WRITTEN REQUEST 1
According to the Clarence Zebras FC page, which two clubs merged to form Clarence Zebras Football Club?
WRITTEN REQUEST 2
From the Clarence Zebras FC page, echo the passage starting with "Clarence Zebras Football Club is" and going on through "alongside Howrah Beach.".

PAGE EXTRACT
▬▬▬
Clarence Zebras
- Full name: Clarence Zebras Football Club
- Founded: 2019
- Ground: Wentworth Park, Howrah
- Capacity: 5,500
- Presidents: Ronnie Bolton, Nick Di Giovanni
- Manager: Brian Murphy
- League: NPL Tasmania
- 2025: 8th of 8
- Website: https://www.clarencezebrasfc.com/

= Clarence Zebras FC =

Australian soccer club

Clarence Zebras Football Club is a soccer club based in the City of Clarence, Tasmania, which was formed in September of 2019 as a result of the amalgamation of Clarence United FC and Hobart Zebras FC. They compete in the NPL Tasmania, the second tier of the sport in the country. The club also has women's teams, including in the highest division in Tasmania, the Women's Super League, and in all youth divisions. Clarence Zebras play their home games at Wentworth Park, a multiple pitch venue located alongside Howrah Beach.
▬▬▬
DATA EXTRACT
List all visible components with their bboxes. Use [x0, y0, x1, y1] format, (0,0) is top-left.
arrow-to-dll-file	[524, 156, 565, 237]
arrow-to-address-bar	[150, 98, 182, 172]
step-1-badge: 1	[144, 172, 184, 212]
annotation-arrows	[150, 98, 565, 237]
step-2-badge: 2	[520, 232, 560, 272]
▬▬▬
TASK RESULT 1
Clarence United FC and Hobart Zebras FC.

TASK RESULT 2
Clarence Zebras Football Club is a soccer club based in the City of Clarence, Tasmania, which was formed in September of 2019 as a result of the amalgamation of Clarence United FC and Hobart Zebras FC. They compete in the NPL Tasmania, the second tier of the sport in the country. The club also has women's teams, including in the highest division in Tasmania, the Women's Super League, and in all youth divisions. Clarence Zebras play their home games at Wentworth Park, a multiple pitch venue located alongside Howrah Beach.